▽
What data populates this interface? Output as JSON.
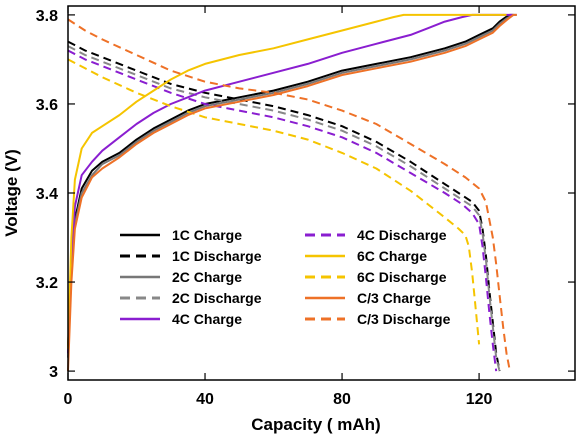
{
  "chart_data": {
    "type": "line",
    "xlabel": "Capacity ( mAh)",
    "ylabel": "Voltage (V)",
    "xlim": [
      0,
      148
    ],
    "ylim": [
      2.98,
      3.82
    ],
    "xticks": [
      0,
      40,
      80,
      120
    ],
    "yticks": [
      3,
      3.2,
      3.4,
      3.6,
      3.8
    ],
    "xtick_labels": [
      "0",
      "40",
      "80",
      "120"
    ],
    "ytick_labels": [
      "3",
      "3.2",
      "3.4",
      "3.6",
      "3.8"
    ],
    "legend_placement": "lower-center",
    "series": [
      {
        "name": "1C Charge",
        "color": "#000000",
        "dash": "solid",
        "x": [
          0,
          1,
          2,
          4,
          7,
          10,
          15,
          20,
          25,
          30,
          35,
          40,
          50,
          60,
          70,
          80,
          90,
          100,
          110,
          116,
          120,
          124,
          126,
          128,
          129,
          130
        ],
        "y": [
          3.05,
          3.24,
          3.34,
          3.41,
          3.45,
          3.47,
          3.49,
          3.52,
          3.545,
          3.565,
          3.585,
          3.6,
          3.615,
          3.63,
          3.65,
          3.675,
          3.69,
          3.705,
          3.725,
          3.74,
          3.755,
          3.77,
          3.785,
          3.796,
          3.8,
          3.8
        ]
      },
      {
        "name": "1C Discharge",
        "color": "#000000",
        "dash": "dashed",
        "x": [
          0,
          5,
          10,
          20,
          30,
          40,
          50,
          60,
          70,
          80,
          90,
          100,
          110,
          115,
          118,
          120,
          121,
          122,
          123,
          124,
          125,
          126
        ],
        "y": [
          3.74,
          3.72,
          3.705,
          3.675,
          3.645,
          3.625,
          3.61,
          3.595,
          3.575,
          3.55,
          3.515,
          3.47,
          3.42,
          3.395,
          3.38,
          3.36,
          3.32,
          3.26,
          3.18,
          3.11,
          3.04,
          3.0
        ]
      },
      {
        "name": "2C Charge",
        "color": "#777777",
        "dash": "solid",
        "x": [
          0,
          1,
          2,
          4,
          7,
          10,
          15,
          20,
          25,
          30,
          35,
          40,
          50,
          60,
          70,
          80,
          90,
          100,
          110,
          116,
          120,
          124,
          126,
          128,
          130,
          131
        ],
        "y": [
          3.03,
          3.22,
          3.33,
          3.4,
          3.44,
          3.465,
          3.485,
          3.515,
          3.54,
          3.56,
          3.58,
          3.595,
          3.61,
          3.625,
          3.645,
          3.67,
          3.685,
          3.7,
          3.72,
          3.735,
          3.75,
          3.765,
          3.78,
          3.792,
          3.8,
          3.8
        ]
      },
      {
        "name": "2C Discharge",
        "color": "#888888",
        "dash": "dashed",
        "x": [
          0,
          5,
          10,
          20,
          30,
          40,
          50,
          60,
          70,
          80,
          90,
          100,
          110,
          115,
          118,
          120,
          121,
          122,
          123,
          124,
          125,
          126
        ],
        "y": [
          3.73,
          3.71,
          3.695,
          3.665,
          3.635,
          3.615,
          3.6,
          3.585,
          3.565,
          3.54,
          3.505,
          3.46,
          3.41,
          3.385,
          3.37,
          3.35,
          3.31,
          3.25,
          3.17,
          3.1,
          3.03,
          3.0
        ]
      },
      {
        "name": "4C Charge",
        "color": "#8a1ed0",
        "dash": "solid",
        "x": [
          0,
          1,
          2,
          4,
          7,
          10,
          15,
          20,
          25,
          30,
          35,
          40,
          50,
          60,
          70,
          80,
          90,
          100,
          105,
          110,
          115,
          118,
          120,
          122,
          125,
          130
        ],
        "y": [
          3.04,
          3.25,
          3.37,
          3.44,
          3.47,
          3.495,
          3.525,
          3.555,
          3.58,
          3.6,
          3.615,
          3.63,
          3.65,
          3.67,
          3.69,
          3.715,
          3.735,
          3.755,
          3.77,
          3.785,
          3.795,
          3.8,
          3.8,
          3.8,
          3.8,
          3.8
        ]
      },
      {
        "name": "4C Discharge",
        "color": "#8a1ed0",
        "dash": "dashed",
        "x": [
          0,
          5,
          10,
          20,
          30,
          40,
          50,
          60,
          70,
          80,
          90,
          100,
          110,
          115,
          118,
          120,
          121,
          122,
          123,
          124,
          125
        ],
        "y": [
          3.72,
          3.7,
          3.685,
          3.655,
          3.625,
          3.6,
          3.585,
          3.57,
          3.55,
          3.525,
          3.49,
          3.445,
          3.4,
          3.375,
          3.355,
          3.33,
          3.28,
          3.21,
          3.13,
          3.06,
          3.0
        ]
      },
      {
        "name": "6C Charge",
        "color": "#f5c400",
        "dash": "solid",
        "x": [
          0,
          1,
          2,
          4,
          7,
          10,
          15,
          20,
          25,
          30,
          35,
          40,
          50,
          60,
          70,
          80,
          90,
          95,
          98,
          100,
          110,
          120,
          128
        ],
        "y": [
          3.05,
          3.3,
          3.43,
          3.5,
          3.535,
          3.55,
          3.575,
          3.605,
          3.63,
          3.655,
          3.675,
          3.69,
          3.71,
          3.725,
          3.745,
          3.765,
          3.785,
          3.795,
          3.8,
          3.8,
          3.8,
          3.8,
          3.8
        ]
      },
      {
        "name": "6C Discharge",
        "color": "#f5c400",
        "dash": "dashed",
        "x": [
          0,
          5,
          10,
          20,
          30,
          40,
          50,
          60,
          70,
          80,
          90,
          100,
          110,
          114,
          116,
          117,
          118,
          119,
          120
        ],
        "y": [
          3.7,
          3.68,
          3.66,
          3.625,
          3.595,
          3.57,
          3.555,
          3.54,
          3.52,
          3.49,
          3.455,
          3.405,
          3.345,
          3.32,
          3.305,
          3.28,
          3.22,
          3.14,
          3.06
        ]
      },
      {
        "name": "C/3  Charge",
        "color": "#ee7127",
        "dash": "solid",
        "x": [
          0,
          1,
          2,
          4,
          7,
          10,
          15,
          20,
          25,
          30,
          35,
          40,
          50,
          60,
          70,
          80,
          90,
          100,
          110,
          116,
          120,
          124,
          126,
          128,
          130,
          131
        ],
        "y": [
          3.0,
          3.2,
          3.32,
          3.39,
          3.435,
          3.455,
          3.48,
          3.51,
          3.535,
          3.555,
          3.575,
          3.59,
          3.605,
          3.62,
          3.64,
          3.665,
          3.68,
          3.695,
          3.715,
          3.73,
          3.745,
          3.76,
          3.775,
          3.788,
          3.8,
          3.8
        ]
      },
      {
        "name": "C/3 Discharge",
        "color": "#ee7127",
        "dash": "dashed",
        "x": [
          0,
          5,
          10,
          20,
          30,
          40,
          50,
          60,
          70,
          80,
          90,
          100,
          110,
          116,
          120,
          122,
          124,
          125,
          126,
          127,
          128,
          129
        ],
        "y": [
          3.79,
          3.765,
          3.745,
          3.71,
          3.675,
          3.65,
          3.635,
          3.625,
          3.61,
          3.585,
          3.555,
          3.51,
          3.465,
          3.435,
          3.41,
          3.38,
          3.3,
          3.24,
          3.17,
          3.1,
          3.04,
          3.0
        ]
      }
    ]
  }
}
△
Required work
Write every record out again exactly; no pictures belong in the copy.

Exercise output
What data populates this interface? Output as JSON.
{
  "chart_data": {
    "type": "line",
    "xlabel": "Capacity ( mAh)",
    "ylabel": "Voltage (V)",
    "xlim": [
      0,
      148
    ],
    "ylim": [
      2.98,
      3.82
    ],
    "xticks": [
      0,
      40,
      80,
      120
    ],
    "yticks": [
      3,
      3.2,
      3.4,
      3.6,
      3.8
    ],
    "xtick_labels": [
      "0",
      "40",
      "80",
      "120"
    ],
    "ytick_labels": [
      "3",
      "3.2",
      "3.4",
      "3.6",
      "3.8"
    ],
    "legend_placement": "lower-center",
    "series": [
      {
        "name": "1C Charge",
        "color": "#000000",
        "dash": "solid",
        "x": [
          0,
          1,
          2,
          4,
          7,
          10,
          15,
          20,
          25,
          30,
          35,
          40,
          50,
          60,
          70,
          80,
          90,
          100,
          110,
          116,
          120,
          124,
          126,
          128,
          129,
          130
        ],
        "y": [
          3.05,
          3.24,
          3.34,
          3.41,
          3.45,
          3.47,
          3.49,
          3.52,
          3.545,
          3.565,
          3.585,
          3.6,
          3.615,
          3.63,
          3.65,
          3.675,
          3.69,
          3.705,
          3.725,
          3.74,
          3.755,
          3.77,
          3.785,
          3.796,
          3.8,
          3.8
        ]
      },
      {
        "name": "1C Discharge",
        "color": "#000000",
        "dash": "dashed",
        "x": [
          0,
          5,
          10,
          20,
          30,
          40,
          50,
          60,
          70,
          80,
          90,
          100,
          110,
          115,
          118,
          120,
          121,
          122,
          123,
          124,
          125,
          126
        ],
        "y": [
          3.74,
          3.72,
          3.705,
          3.675,
          3.645,
          3.625,
          3.61,
          3.595,
          3.575,
          3.55,
          3.515,
          3.47,
          3.42,
          3.395,
          3.38,
          3.36,
          3.32,
          3.26,
          3.18,
          3.11,
          3.04,
          3.0
        ]
      },
      {
        "name": "2C Charge",
        "color": "#777777",
        "dash": "solid",
        "x": [
          0,
          1,
          2,
          4,
          7,
          10,
          15,
          20,
          25,
          30,
          35,
          40,
          50,
          60,
          70,
          80,
          90,
          100,
          110,
          116,
          120,
          124,
          126,
          128,
          130,
          131
        ],
        "y": [
          3.03,
          3.22,
          3.33,
          3.4,
          3.44,
          3.465,
          3.485,
          3.515,
          3.54,
          3.56,
          3.58,
          3.595,
          3.61,
          3.625,
          3.645,
          3.67,
          3.685,
          3.7,
          3.72,
          3.735,
          3.75,
          3.765,
          3.78,
          3.792,
          3.8,
          3.8
        ]
      },
      {
        "name": "2C Discharge",
        "color": "#888888",
        "dash": "dashed",
        "x": [
          0,
          5,
          10,
          20,
          30,
          40,
          50,
          60,
          70,
          80,
          90,
          100,
          110,
          115,
          118,
          120,
          121,
          122,
          123,
          124,
          125,
          126
        ],
        "y": [
          3.73,
          3.71,
          3.695,
          3.665,
          3.635,
          3.615,
          3.6,
          3.585,
          3.565,
          3.54,
          3.505,
          3.46,
          3.41,
          3.385,
          3.37,
          3.35,
          3.31,
          3.25,
          3.17,
          3.1,
          3.03,
          3.0
        ]
      },
      {
        "name": "4C Charge",
        "color": "#8a1ed0",
        "dash": "solid",
        "x": [
          0,
          1,
          2,
          4,
          7,
          10,
          15,
          20,
          25,
          30,
          35,
          40,
          50,
          60,
          70,
          80,
          90,
          100,
          105,
          110,
          115,
          118,
          120,
          122,
          125,
          130
        ],
        "y": [
          3.04,
          3.25,
          3.37,
          3.44,
          3.47,
          3.495,
          3.525,
          3.555,
          3.58,
          3.6,
          3.615,
          3.63,
          3.65,
          3.67,
          3.69,
          3.715,
          3.735,
          3.755,
          3.77,
          3.785,
          3.795,
          3.8,
          3.8,
          3.8,
          3.8,
          3.8
        ]
      },
      {
        "name": "4C Discharge",
        "color": "#8a1ed0",
        "dash": "dashed",
        "x": [
          0,
          5,
          10,
          20,
          30,
          40,
          50,
          60,
          70,
          80,
          90,
          100,
          110,
          115,
          118,
          120,
          121,
          122,
          123,
          124,
          125
        ],
        "y": [
          3.72,
          3.7,
          3.685,
          3.655,
          3.625,
          3.6,
          3.585,
          3.57,
          3.55,
          3.525,
          3.49,
          3.445,
          3.4,
          3.375,
          3.355,
          3.33,
          3.28,
          3.21,
          3.13,
          3.06,
          3.0
        ]
      },
      {
        "name": "6C Charge",
        "color": "#f5c400",
        "dash": "solid",
        "x": [
          0,
          1,
          2,
          4,
          7,
          10,
          15,
          20,
          25,
          30,
          35,
          40,
          50,
          60,
          70,
          80,
          90,
          95,
          98,
          100,
          110,
          120,
          128
        ],
        "y": [
          3.05,
          3.3,
          3.43,
          3.5,
          3.535,
          3.55,
          3.575,
          3.605,
          3.63,
          3.655,
          3.675,
          3.69,
          3.71,
          3.725,
          3.745,
          3.765,
          3.785,
          3.795,
          3.8,
          3.8,
          3.8,
          3.8,
          3.8
        ]
      },
      {
        "name": "6C Discharge",
        "color": "#f5c400",
        "dash": "dashed",
        "x": [
          0,
          5,
          10,
          20,
          30,
          40,
          50,
          60,
          70,
          80,
          90,
          100,
          110,
          114,
          116,
          117,
          118,
          119,
          120
        ],
        "y": [
          3.7,
          3.68,
          3.66,
          3.625,
          3.595,
          3.57,
          3.555,
          3.54,
          3.52,
          3.49,
          3.455,
          3.405,
          3.345,
          3.32,
          3.305,
          3.28,
          3.22,
          3.14,
          3.06
        ]
      },
      {
        "name": "C/3  Charge",
        "color": "#ee7127",
        "dash": "solid",
        "x": [
          0,
          1,
          2,
          4,
          7,
          10,
          15,
          20,
          25,
          30,
          35,
          40,
          50,
          60,
          70,
          80,
          90,
          100,
          110,
          116,
          120,
          124,
          126,
          128,
          130,
          131
        ],
        "y": [
          3.0,
          3.2,
          3.32,
          3.39,
          3.435,
          3.455,
          3.48,
          3.51,
          3.535,
          3.555,
          3.575,
          3.59,
          3.605,
          3.62,
          3.64,
          3.665,
          3.68,
          3.695,
          3.715,
          3.73,
          3.745,
          3.76,
          3.775,
          3.788,
          3.8,
          3.8
        ]
      },
      {
        "name": "C/3 Discharge",
        "color": "#ee7127",
        "dash": "dashed",
        "x": [
          0,
          5,
          10,
          20,
          30,
          40,
          50,
          60,
          70,
          80,
          90,
          100,
          110,
          116,
          120,
          122,
          124,
          125,
          126,
          127,
          128,
          129
        ],
        "y": [
          3.79,
          3.765,
          3.745,
          3.71,
          3.675,
          3.65,
          3.635,
          3.625,
          3.61,
          3.585,
          3.555,
          3.51,
          3.465,
          3.435,
          3.41,
          3.38,
          3.3,
          3.24,
          3.17,
          3.1,
          3.04,
          3.0
        ]
      }
    ]
  }
}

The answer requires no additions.